■ TASK STATEMENT: In full and without alteration, give the listing again.

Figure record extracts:
+++

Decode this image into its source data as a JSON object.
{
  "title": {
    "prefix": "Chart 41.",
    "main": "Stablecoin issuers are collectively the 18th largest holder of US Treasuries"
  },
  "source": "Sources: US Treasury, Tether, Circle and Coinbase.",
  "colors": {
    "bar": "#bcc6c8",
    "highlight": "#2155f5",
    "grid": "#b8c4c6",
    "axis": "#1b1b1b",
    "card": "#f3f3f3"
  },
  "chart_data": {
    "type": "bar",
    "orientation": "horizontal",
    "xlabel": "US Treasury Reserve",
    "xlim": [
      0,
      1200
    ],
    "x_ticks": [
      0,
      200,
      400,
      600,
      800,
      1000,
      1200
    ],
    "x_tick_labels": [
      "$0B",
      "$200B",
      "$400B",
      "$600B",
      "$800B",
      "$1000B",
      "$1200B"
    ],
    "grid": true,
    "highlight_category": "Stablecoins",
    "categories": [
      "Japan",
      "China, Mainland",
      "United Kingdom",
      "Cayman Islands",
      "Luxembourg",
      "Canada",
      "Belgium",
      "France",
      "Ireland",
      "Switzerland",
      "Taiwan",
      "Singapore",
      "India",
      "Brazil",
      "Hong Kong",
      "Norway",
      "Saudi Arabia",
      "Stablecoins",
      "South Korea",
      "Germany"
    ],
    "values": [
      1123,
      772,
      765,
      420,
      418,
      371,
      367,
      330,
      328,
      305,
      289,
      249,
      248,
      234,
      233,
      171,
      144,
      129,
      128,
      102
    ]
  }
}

+++

■ ANSWER TO THIS TASK:
Decode this image into its source data as a JSON object.
{
  "title": {
    "prefix": "Chart 41.",
    "main": "Stablecoin issuers are collectively the 18th largest holder of US Treasuries"
  },
  "source": "Sources: US Treasury, Tether, Circle and Coinbase.",
  "colors": {
    "bar": "#bcc6c8",
    "highlight": "#2155f5",
    "grid": "#b8c4c6",
    "axis": "#1b1b1b",
    "card": "#f3f3f3"
  },
  "chart_data": {
    "type": "bar",
    "orientation": "horizontal",
    "xlabel": "US Treasury Reserve",
    "xlim": [
      0,
      1200
    ],
    "x_ticks": [
      0,
      200,
      400,
      600,
      800,
      1000,
      1200
    ],
    "x_tick_labels": [
      "$0B",
      "$200B",
      "$400B",
      "$600B",
      "$800B",
      "$1000B",
      "$1200B"
    ],
    "grid": true,
    "highlight_category": "Stablecoins",
    "categories": [
      "Japan",
      "China, Mainland",
      "United Kingdom",
      "Cayman Islands",
      "Luxembourg",
      "Canada",
      "Belgium",
      "France",
      "Ireland",
      "Switzerland",
      "Taiwan",
      "Singapore",
      "India",
      "Brazil",
      "Hong Kong",
      "Norway",
      "Saudi Arabia",
      "Stablecoins",
      "South Korea",
      "Germany"
    ],
    "values": [
      1123,
      772,
      765,
      420,
      418,
      371,
      367,
      330,
      328,
      305,
      289,
      249,
      248,
      234,
      233,
      171,
      144,
      129,
      128,
      102
    ]
  }
}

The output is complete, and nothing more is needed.